REQUIREMENT> Copy out every line exactly, passing over the pictures.

RECORDS SUPPLIED>
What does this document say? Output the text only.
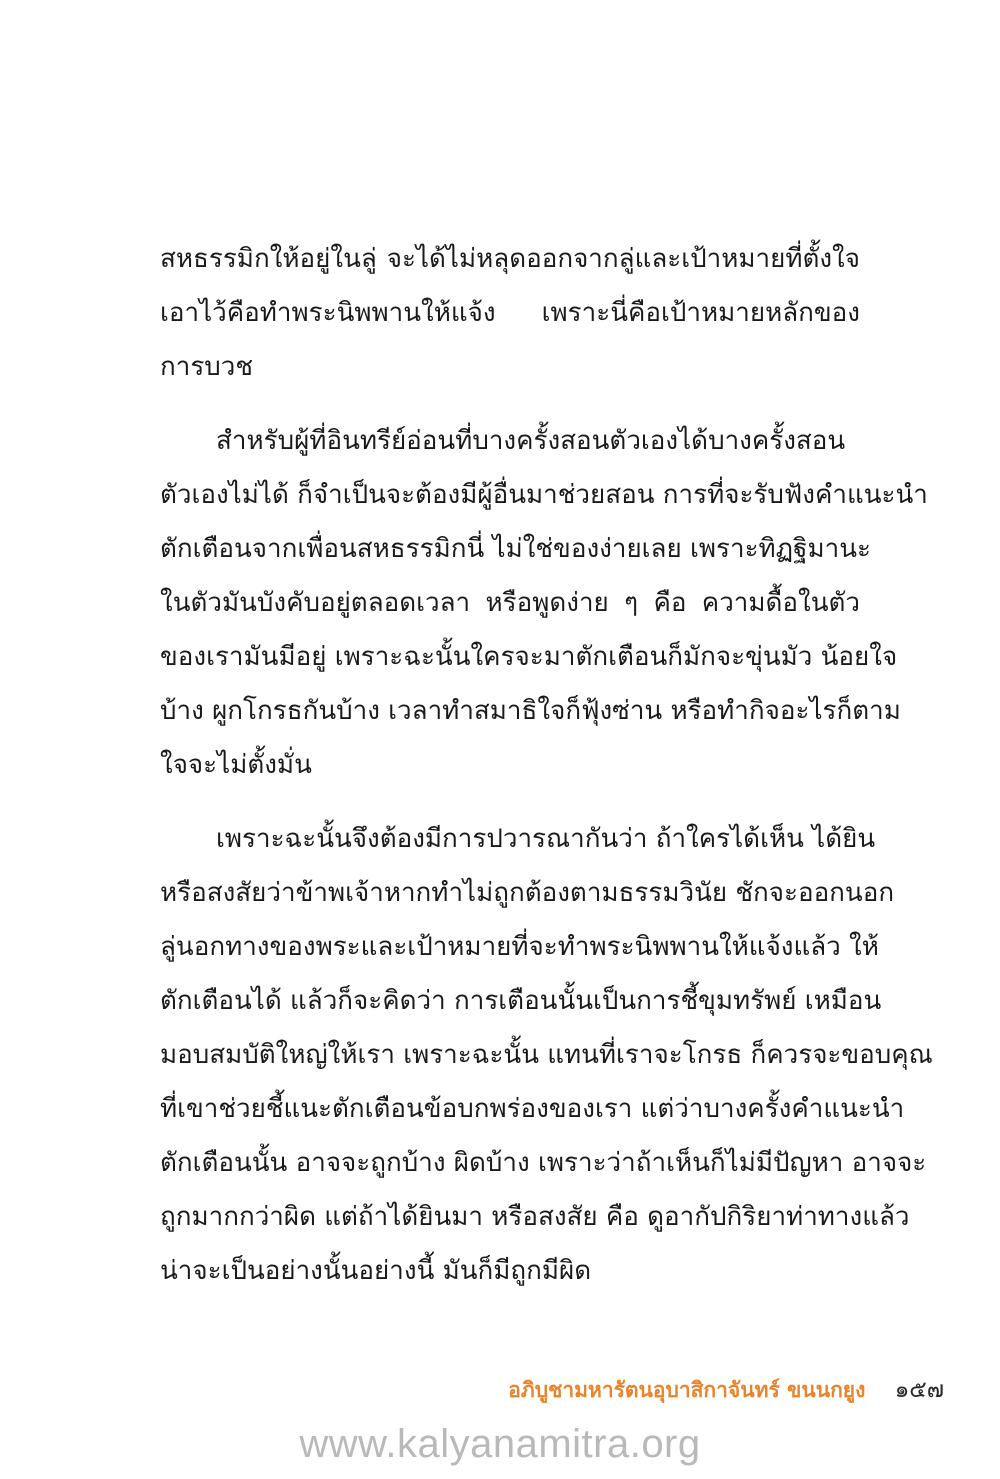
สหธรรมิกให้อยู่ในลู่ จะได้ไม่หลุดออกจากลู่และเป้าหมายที่ตั้งใจ
เอาไว้คือทำพระนิพพานให้แจ้ง เพราะนี่คือเป้าหมายหลักของ
การบวช
สำหรับผู้ที่อินทรีย์อ่อนที่บางครั้งสอนตัวเองได้บางครั้งสอน
ตัวเองไม่ได้ ก็จำเป็นจะต้องมีผู้อื่นมาช่วยสอน การที่จะรับฟังคำแนะนำ
ตักเตือนจากเพื่อนสหธรรมิกนี่ ไม่ใช่ของง่ายเลย เพราะทิฏฐิมานะ
ในตัวมันบังคับอยู่ตลอดเวลา หรือพูดง่าย ๆ คือ ความดื้อในตัว
ของเรามันมีอยู่ เพราะฉะนั้นใครจะมาตักเตือนก็มักจะขุ่นมัว น้อยใจ
บ้าง ผูกโกรธกันบ้าง เวลาทำสมาธิใจก็ฟุ้งซ่าน หรือทำกิจอะไรก็ตาม
ใจจะไม่ตั้งมั่น
เพราะฉะนั้นจึงต้องมีการปวารณากันว่า ถ้าใครได้เห็น ได้ยิน
หรือสงสัยว่าข้าพเจ้าหากทำไม่ถูกต้องตามธรรมวินัย ชักจะออกนอก
ลู่นอกทางของพระและเป้าหมายที่จะทำพระนิพพานให้แจ้งแล้ว ให้
ตักเตือนได้ แล้วก็จะคิดว่า การเตือนนั้นเป็นการชี้ขุมทรัพย์ เหมือน
มอบสมบัติใหญ่ให้เรา เพราะฉะนั้น แทนที่เราจะโกรธ ก็ควรจะขอบคุณ
ที่เขาช่วยชี้แนะตักเตือนข้อบกพร่องของเรา แต่ว่าบางครั้งคำแนะนำ
ตักเตือนนั้น อาจจะถูกบ้าง ผิดบ้าง เพราะว่าถ้าเห็นก็ไม่มีปัญหา อาจจะ
ถูกมากกว่าผิด แต่ถ้าได้ยินมา หรือสงสัย คือ ดูอากัปกิริยาท่าทางแล้ว
น่าจะเป็นอย่างนั้นอย่างนี้ มันก็มีถูกมีผิด
อภิบูชามหารัตนอุบาสิกาจันทร์ ขนนกยูง ๑๕๗
www.kalyanamitra.org
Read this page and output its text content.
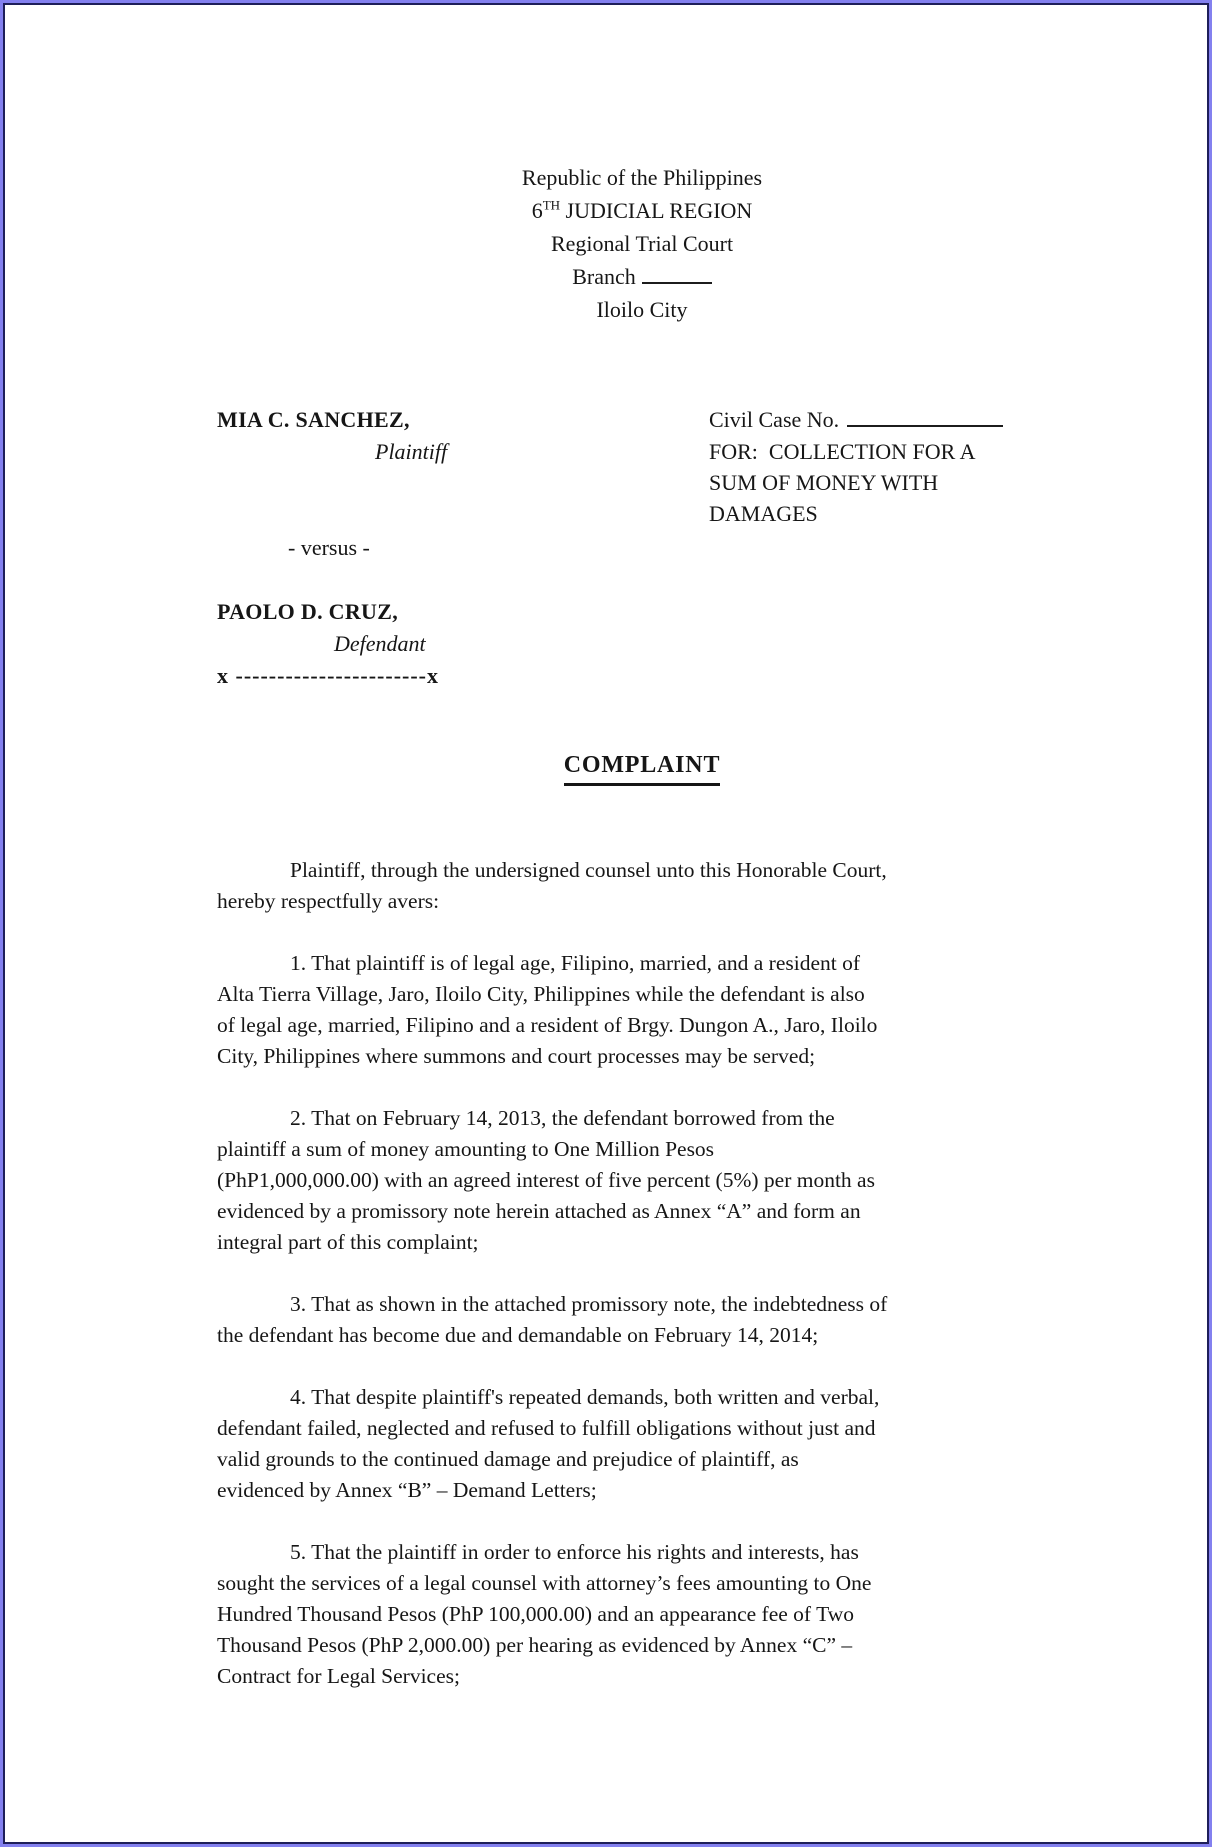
Republic of the Philippines
6TH JUDICIAL REGION
Regional Trial Court
Branch
Iloilo City
MIA C. SANCHEZ,
Plaintiff
- versus -
PAOLO D. CRUZ,
Defendant
x -----------------------x
Civil Case No.
FOR:  COLLECTION FOR A
SUM OF MONEY WITH
DAMAGES
COMPLAINT
Plaintiff, through the undersigned counsel unto this Honorable Court,
hereby respectfully avers:
1. That plaintiff is of legal age, Filipino, married, and a resident of
Alta Tierra Village, Jaro, Iloilo City, Philippines while the defendant is also
of legal age, married, Filipino and a resident of Brgy. Dungon A., Jaro, Iloilo
City, Philippines where summons and court processes may be served;
2. That on February 14, 2013, the defendant borrowed from the
plaintiff a sum of money amounting to One Million Pesos
(PhP1,000,000.00) with an agreed interest of five percent (5%) per month as
evidenced by a promissory note herein attached as Annex “A” and form an
integral part of this complaint;
3. That as shown in the attached promissory note, the indebtedness of
the defendant has become due and demandable on February 14, 2014;
4. That despite plaintiff's repeated demands, both written and verbal,
defendant failed, neglected and refused to fulfill obligations without just and
valid grounds to the continued damage and prejudice of plaintiff, as
evidenced by Annex “B” – Demand Letters;
5. That the plaintiff in order to enforce his rights and interests, has
sought the services of a legal counsel with attorney’s fees amounting to One
Hundred Thousand Pesos (PhP 100,000.00) and an appearance fee of Two
Thousand Pesos (PhP 2,000.00) per hearing as evidenced by Annex “C” –
Contract for Legal Services;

ANSWER TO THE TASK>
What does this document say? Output the text only.
สหธรรมิกให้อยู่ในลู่ จะได้ไม่หลุดออกจากลู่และเป้าหมายที่ตั้งใจ
เอาไว้คือทำพระนิพพานให้แจ้ง เพราะนี่คือเป้าหมายหลักของ
การบวช
สำหรับผู้ที่อินทรีย์อ่อนที่บางครั้งสอนตัวเองได้บางครั้งสอน
ตัวเองไม่ได้ ก็จำเป็นจะต้องมีผู้อื่นมาช่วยสอน การที่จะรับฟังคำแนะนำ
ตักเตือนจากเพื่อนสหธรรมิกนี่ ไม่ใช่ของง่ายเลย เพราะทิฏฐิมานะ
ในตัวมันบังคับอยู่ตลอดเวลา หรือพูดง่าย ๆ คือ ความดื้อในตัว
ของเรามันมีอยู่ เพราะฉะนั้นใครจะมาตักเตือนก็มักจะขุ่นมัว น้อยใจ
บ้าง ผูกโกรธกันบ้าง เวลาทำสมาธิใจก็ฟุ้งซ่าน หรือทำกิจอะไรก็ตาม
ใจจะไม่ตั้งมั่น
เพราะฉะนั้นจึงต้องมีการปวารณากันว่า ถ้าใครได้เห็น ได้ยิน
หรือสงสัยว่าข้าพเจ้าหากทำไม่ถูกต้องตามธรรมวินัย ชักจะออกนอก
ลู่นอกทางของพระและเป้าหมายที่จะทำพระนิพพานให้แจ้งแล้ว ให้
ตักเตือนได้ แล้วก็จะคิดว่า การเตือนนั้นเป็นการชี้ขุมทรัพย์ เหมือน
มอบสมบัติใหญ่ให้เรา เพราะฉะนั้น แทนที่เราจะโกรธ ก็ควรจะขอบคุณ
ที่เขาช่วยชี้แนะตักเตือนข้อบกพร่องของเรา แต่ว่าบางครั้งคำแนะนำ
ตักเตือนนั้น อาจจะถูกบ้าง ผิดบ้าง เพราะว่าถ้าเห็นก็ไม่มีปัญหา อาจจะ
ถูกมากกว่าผิด แต่ถ้าได้ยินมา หรือสงสัย คือ ดูอากัปกิริยาท่าทางแล้ว
น่าจะเป็นอย่างนั้นอย่างนี้ มันก็มีถูกมีผิด
อภิบูชามหารัตนอุบาสิกาจันทร์ ขนนกยูง ๑๕๗
www.kalyanamitra.org
Read this page and output its text content.
Republic of the Philippines
6TH JUDICIAL REGION
Regional Trial Court
Branch
Iloilo City
MIA C. SANCHEZ,
Plaintiff
- versus -
PAOLO D. CRUZ,
Defendant
x -----------------------x
Civil Case No.
FOR:  COLLECTION FOR A
SUM OF MONEY WITH
DAMAGES
COMPLAINT
Plaintiff, through the undersigned counsel unto this Honorable Court,
hereby respectfully avers:
1. That plaintiff is of legal age, Filipino, married, and a resident of
Alta Tierra Village, Jaro, Iloilo City, Philippines while the defendant is also
of legal age, married, Filipino and a resident of Brgy. Dungon A., Jaro, Iloilo
City, Philippines where summons and court processes may be served;
2. That on February 14, 2013, the defendant borrowed from the
plaintiff a sum of money amounting to One Million Pesos
(PhP1,000,000.00) with an agreed interest of five percent (5%) per month as
evidenced by a promissory note herein attached as Annex “A” and form an
integral part of this complaint;
3. That as shown in the attached promissory note, the indebtedness of
the defendant has become due and demandable on February 14, 2014;
4. That despite plaintiff's repeated demands, both written and verbal,
defendant failed, neglected and refused to fulfill obligations without just and
valid grounds to the continued damage and prejudice of plaintiff, as
evidenced by Annex “B” – Demand Letters;
5. That the plaintiff in order to enforce his rights and interests, has
sought the services of a legal counsel with attorney’s fees amounting to One
Hundred Thousand Pesos (PhP 100,000.00) and an appearance fee of Two
Thousand Pesos (PhP 2,000.00) per hearing as evidenced by Annex “C” –
Contract for Legal Services;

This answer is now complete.